== The exercise ==
Retype the whole listing below, character for character.

== Task data ==
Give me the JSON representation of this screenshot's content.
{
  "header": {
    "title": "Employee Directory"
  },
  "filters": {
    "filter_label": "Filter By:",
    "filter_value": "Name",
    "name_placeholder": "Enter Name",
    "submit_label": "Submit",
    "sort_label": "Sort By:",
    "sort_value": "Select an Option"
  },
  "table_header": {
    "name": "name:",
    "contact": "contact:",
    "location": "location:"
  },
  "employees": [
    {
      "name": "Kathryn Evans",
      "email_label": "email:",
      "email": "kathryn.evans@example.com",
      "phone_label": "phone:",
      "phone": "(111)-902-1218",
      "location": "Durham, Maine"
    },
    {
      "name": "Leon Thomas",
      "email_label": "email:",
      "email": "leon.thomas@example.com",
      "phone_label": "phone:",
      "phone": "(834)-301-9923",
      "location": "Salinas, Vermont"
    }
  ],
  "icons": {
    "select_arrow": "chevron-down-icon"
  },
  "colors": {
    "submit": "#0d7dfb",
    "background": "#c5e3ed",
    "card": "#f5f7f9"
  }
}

== Output ==
Give me the JSON representation of this screenshot's content.
{
  "header": {
    "title": "Employee Directory"
  },
  "filters": {
    "filter_label": "Filter By:",
    "filter_value": "Name",
    "name_placeholder": "Enter Name",
    "submit_label": "Submit",
    "sort_label": "Sort By:",
    "sort_value": "Select an Option"
  },
  "table_header": {
    "name": "name:",
    "contact": "contact:",
    "location": "location:"
  },
  "employees": [
    {
      "name": "Kathryn Evans",
      "email_label": "email:",
      "email": "kathryn.evans@example.com",
      "phone_label": "phone:",
      "phone": "(111)-902-1218",
      "location": "Durham, Maine"
    },
    {
      "name": "Leon Thomas",
      "email_label": "email:",
      "email": "leon.thomas@example.com",
      "phone_label": "phone:",
      "phone": "(834)-301-9923",
      "location": "Salinas, Vermont"
    }
  ],
  "icons": {
    "select_arrow": "chevron-down-icon"
  },
  "colors": {
    "submit": "#0d7dfb",
    "background": "#c5e3ed",
    "card": "#f5f7f9"
  }
}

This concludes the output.